begin

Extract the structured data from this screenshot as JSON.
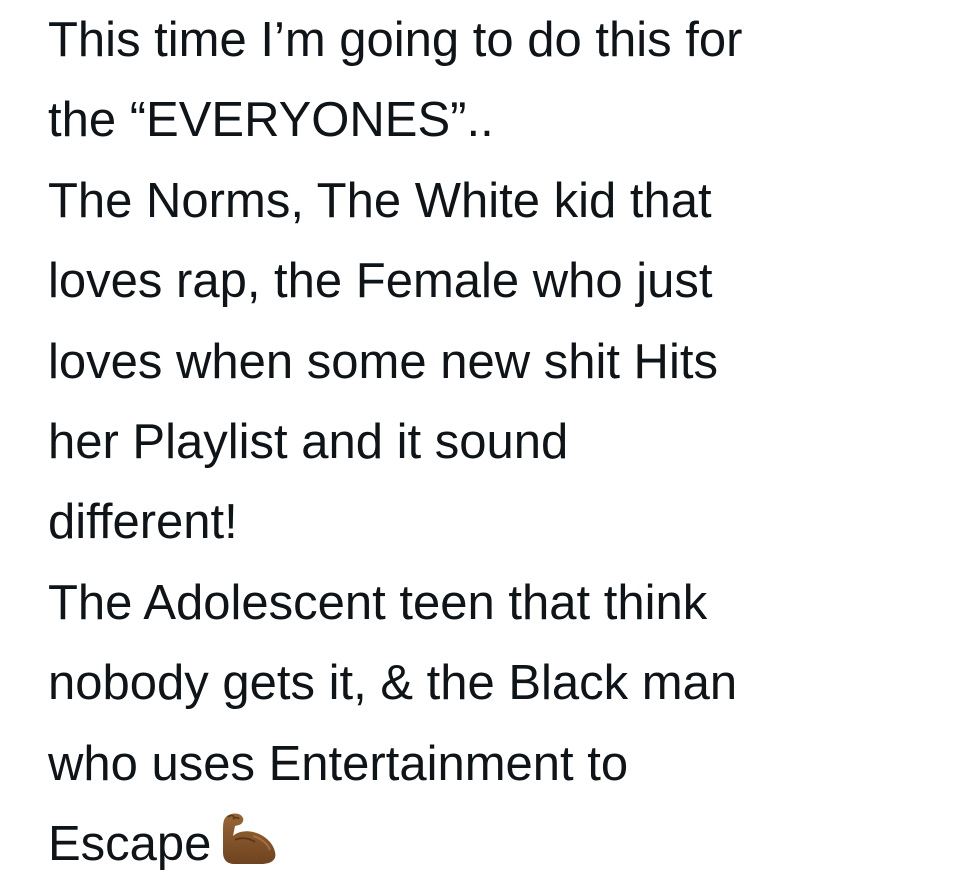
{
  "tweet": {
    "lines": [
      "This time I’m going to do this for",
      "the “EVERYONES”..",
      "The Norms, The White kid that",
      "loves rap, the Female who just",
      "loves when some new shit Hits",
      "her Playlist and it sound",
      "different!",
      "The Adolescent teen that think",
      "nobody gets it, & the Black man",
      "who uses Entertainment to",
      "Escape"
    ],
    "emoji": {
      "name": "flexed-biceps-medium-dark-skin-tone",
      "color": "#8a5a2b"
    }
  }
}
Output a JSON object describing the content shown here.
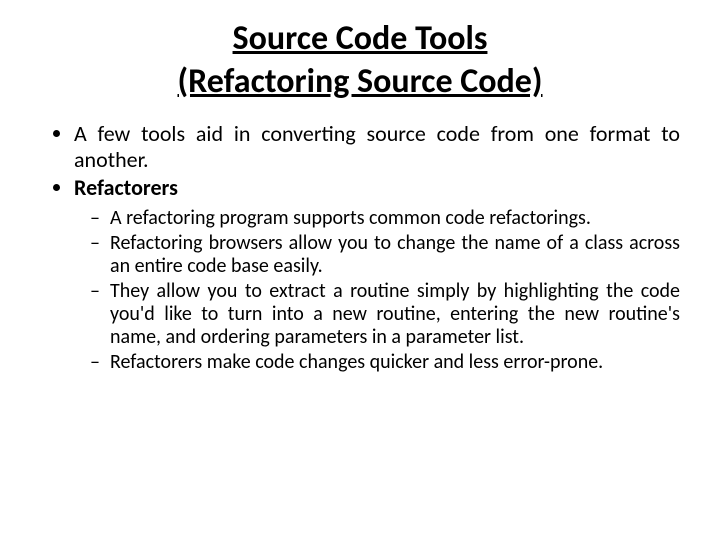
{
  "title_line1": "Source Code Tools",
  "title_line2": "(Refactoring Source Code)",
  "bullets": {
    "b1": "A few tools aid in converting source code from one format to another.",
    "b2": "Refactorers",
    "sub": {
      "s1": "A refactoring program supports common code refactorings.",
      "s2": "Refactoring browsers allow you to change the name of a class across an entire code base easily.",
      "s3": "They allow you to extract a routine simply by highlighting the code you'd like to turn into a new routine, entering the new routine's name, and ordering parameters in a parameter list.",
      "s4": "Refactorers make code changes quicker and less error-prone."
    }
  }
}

end
begin

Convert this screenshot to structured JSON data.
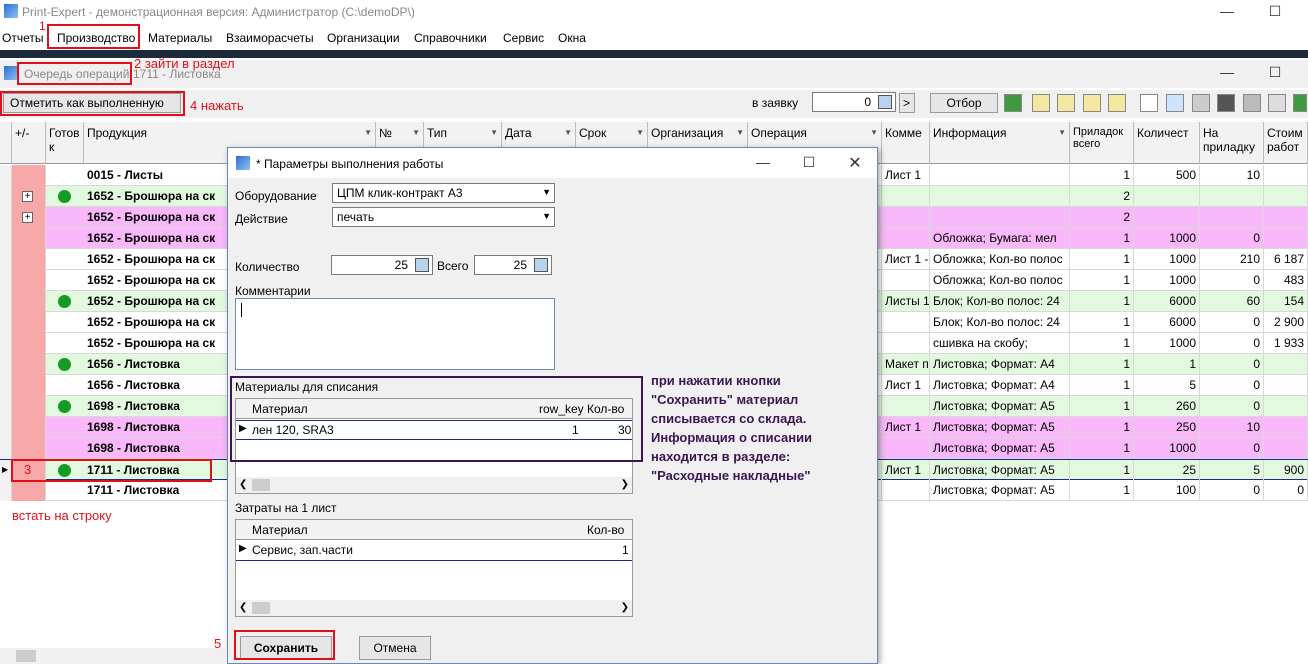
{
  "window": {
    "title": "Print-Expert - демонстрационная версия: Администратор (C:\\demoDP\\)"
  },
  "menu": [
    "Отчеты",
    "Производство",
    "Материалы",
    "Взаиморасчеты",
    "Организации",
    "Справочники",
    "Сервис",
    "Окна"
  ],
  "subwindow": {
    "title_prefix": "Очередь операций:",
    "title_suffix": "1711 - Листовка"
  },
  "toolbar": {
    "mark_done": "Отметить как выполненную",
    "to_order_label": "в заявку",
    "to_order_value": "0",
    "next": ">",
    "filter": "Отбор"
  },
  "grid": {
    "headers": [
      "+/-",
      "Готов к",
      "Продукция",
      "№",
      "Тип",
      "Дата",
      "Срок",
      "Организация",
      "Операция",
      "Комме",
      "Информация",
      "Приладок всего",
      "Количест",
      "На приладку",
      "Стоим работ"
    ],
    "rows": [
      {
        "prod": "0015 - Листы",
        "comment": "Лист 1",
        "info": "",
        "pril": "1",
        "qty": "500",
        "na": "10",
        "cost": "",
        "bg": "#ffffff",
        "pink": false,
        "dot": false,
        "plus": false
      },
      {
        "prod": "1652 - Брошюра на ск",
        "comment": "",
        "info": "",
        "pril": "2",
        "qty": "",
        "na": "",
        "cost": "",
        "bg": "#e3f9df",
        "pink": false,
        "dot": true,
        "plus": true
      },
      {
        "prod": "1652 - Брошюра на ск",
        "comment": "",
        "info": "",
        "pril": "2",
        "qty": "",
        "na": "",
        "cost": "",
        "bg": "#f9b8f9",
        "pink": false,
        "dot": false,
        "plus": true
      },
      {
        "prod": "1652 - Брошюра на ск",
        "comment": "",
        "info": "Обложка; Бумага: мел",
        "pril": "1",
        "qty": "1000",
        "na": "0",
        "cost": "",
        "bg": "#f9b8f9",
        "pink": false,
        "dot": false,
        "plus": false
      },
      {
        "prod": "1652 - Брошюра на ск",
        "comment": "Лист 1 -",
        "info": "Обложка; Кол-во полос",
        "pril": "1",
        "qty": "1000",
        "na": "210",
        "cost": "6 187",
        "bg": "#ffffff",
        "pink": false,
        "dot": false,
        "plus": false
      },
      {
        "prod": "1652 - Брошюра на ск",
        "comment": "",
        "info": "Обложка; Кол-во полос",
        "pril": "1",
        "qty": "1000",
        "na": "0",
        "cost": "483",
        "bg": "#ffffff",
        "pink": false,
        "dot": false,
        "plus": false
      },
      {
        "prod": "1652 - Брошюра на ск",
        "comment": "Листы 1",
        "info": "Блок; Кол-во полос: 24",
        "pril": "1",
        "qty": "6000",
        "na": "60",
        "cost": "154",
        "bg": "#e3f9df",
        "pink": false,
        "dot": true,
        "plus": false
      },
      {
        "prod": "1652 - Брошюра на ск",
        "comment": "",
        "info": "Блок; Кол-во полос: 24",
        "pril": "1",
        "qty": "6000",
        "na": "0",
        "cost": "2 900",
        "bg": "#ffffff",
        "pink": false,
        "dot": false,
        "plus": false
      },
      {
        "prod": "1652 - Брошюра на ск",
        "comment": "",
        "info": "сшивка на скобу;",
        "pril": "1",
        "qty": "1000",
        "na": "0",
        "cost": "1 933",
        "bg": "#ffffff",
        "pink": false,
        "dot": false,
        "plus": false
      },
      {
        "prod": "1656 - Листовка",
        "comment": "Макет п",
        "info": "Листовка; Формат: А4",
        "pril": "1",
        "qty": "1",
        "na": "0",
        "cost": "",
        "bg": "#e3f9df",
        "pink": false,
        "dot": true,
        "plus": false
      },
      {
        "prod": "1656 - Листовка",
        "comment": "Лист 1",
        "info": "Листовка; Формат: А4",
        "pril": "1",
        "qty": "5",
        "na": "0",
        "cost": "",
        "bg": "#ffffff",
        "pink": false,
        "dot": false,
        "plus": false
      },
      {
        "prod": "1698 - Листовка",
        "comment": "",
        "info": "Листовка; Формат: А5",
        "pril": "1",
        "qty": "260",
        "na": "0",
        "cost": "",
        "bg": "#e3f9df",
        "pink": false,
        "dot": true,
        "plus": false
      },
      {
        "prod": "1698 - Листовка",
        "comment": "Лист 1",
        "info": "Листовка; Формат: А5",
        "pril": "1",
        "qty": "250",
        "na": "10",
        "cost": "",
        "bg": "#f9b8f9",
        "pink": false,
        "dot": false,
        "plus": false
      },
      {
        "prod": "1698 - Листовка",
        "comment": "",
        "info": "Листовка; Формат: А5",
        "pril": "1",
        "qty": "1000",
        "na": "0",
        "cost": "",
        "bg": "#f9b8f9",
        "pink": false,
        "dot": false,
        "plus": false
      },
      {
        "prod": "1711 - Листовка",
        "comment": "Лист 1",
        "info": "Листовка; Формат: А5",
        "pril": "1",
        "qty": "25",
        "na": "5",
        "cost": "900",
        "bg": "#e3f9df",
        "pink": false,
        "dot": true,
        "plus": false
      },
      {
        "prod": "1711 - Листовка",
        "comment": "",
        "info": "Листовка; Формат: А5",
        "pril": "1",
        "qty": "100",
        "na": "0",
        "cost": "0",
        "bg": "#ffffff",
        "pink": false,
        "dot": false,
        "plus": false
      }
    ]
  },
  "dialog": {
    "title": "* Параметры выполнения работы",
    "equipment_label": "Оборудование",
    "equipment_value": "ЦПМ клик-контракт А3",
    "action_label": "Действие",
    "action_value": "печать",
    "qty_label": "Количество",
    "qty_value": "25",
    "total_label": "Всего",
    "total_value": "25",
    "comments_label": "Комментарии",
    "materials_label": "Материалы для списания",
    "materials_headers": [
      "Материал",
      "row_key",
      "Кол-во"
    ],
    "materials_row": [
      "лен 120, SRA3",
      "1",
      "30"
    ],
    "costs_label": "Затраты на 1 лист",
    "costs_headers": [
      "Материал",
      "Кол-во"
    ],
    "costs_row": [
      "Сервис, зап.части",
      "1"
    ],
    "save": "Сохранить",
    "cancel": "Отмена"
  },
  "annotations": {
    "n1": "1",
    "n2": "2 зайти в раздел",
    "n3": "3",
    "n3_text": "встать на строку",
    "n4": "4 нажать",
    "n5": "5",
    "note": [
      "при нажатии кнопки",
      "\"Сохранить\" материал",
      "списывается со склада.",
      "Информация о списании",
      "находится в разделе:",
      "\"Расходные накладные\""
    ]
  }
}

end

Indicate how many lines of the material contain the string "screenshot", giving the number and nothing more.

**RESPONSE TO THIS EXERCISE**:
2